▶ The task
Read through the data and report every line in which the word "الإمام" occurs.

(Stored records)
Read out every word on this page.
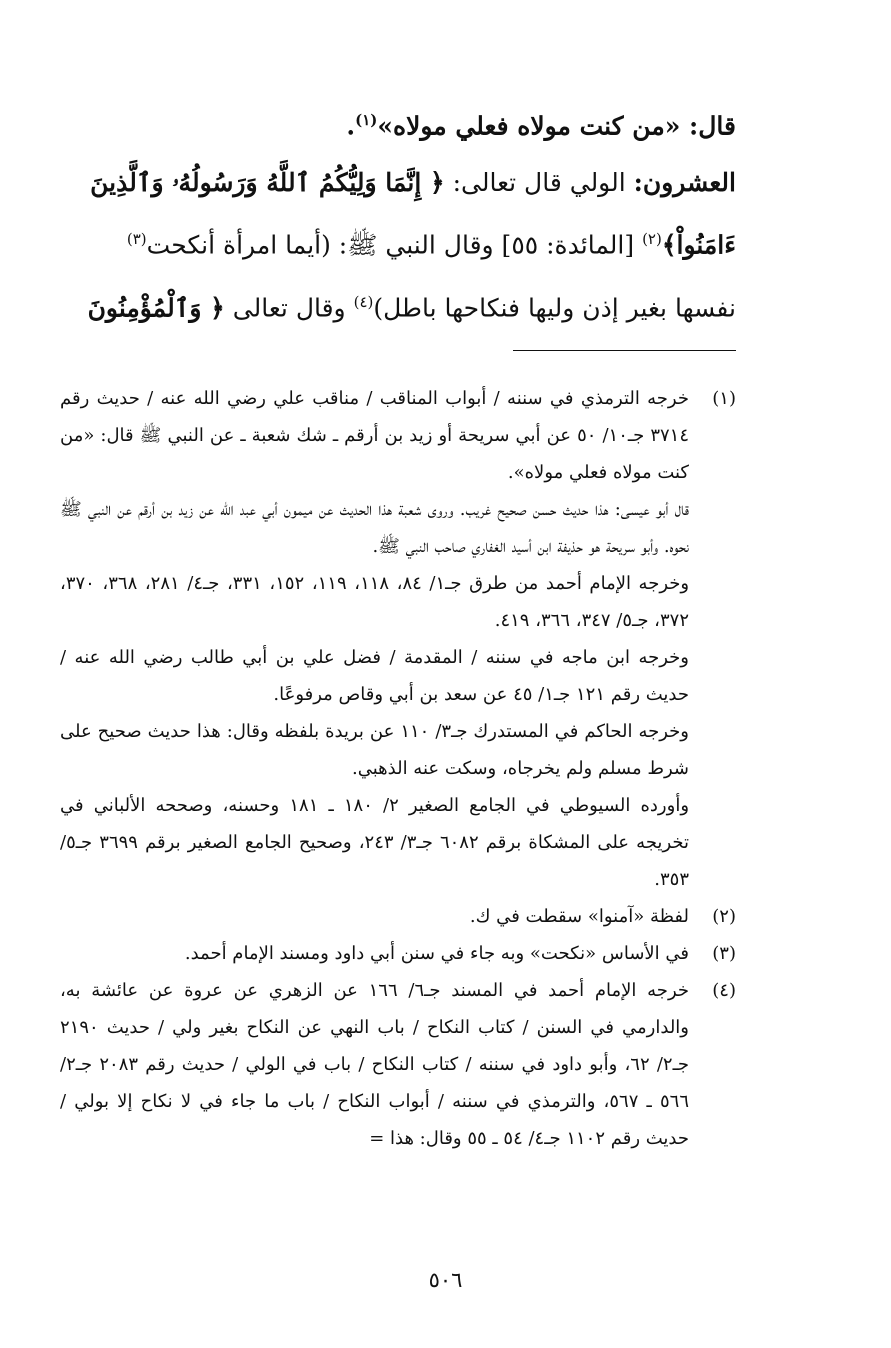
قال: «من كنت مولاه فعلي مولاه»$^{(١)}$.
العشرون: الولي قال تعالى: ﴿ إِنَّمَا وَلِيُّكُمُ ٱللَّهُ وَرَسُولُهُۥ وَٱلَّذِينَ
ءَامَنُواْ﴾$^{(٢)}$ [المائدة: ٥٥] وقال النبي ﷺ: (أيما امرأة أنكحت$^{(٣)}$
نفسها بغير إذن وليها فنكاحها باطل)$^{(٤)}$ وقال تعالى ﴿ وَٱلْمُؤْمِنُونَ
(١)

خرجه الترمذي في سننه / أبواب المناقب / مناقب علي رضي الله عنه / حديث رقم ٣٧١٤ جـ١٠/ ٥٠ عن أبي سريحة أو زيد بن أرقم ـ شك شعبة ـ عن النبي ﷺ قال: «من كنت مولاه فعلي مولاه».

قال أبو عيسى: هذا حديث حسن صحيح غريب. وروى شعبة هذا الحديث عن ميمون أبي عبد الله عن زيد بن أرقم عن النبي ﷺ نحوه. وأبو سريحة هو حذيفة ابن أسيد الغفاري صاحب النبي ﷺ.

وخرجه الإمام أحمد من طرق جـ١/ ٨٤، ١١٨، ١١٩، ١٥٢، ٣٣١، جـ٤/ ٢٨١، ٣٦٨، ٣٧٠، ٣٧٢، جـ٥/ ٣٤٧، ٣٦٦، ٤١٩.

وخرجه ابن ماجه في سننه / المقدمة / فضل علي بن أبي طالب رضي الله عنه / حديث رقم ١٢١ جـ١/ ٤٥ عن سعد بن أبي وقاص مرفوعًا.

وخرجه الحاكم في المستدرك جـ٣/ ١١٠ عن بريدة بلفظه وقال: هذا حديث صحيح على شرط مسلم ولم يخرجاه، وسكت عنه الذهبي.

وأورده السيوطي في الجامع الصغير ٢/ ١٨٠ ـ ١٨١ وحسنه، وصححه الألباني في تخريجه على المشكاة برقم ٦٠٨٢ جـ٣/ ٢٤٣، وصحيح الجامع الصغير برقم ٣٦٩٩ جـ٥/ ٣٥٣.

(٢)

لفظة «آمنوا» سقطت في ك.

(٣)

في الأساس «نكحت» وبه جاء في سنن أبي داود ومسند الإمام أحمد.

(٤)

خرجه الإمام أحمد في المسند جـ٦/ ١٦٦ عن الزهري عن عروة عن عائشة به، والدارمي في السنن / كتاب النكاح / باب النهي عن النكاح بغير ولي / حديث ٢١٩٠ جـ٢/ ٦٢، وأبو داود في سننه / كتاب النكاح / باب في الولي / حديث رقم ٢٠٨٣ جـ٢/ ٥٦٦ ـ ٥٦٧، والترمذي في سننه / أبواب النكاح / باب ما جاء في لا نكاح إلا بولي / حديث رقم ١١٠٢ جـ٤/ ٥٤ ـ ٥٥ وقال: هذا =

٥٠٦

▶ Answer to this task
وخرجه الإمام أحمد من طرق جـ١/ ٨٤، ١١٨، ١١٩، ١٥٢، ٣٣١، جـ٤/ ٢٨١، ٣٦٨، ٣٧٠، ٣٧٢، جـ٥/ ٣٤٧، ٣٦٦، ٤١٩.
في الأساس «نكحت» وبه جاء في سنن أبي داود ومسند الإمام أحمد.
خرجه الإمام أحمد في المسند جـ٦/ ١٦٦ عن الزهري عن عروة عن عائشة به، والدارمي في السنن / كتاب النكاح / باب النهي عن النكاح بغير ولي / حديث ٢١٩٠ جـ٢/ ٦٢، وأبو داود في سننه / كتاب النكاح / باب في الولي / حديث رقم ٢٠٨٣ جـ٢/ ٥٦٦ ـ ٥٦٧، والترمذي في سننه / أبواب النكاح / باب ما جاء في لا نكاح إلا بولي / حديث رقم ١١٠٢ جـ٤/ ٥٤ ـ ٥٥ وقال: هذا =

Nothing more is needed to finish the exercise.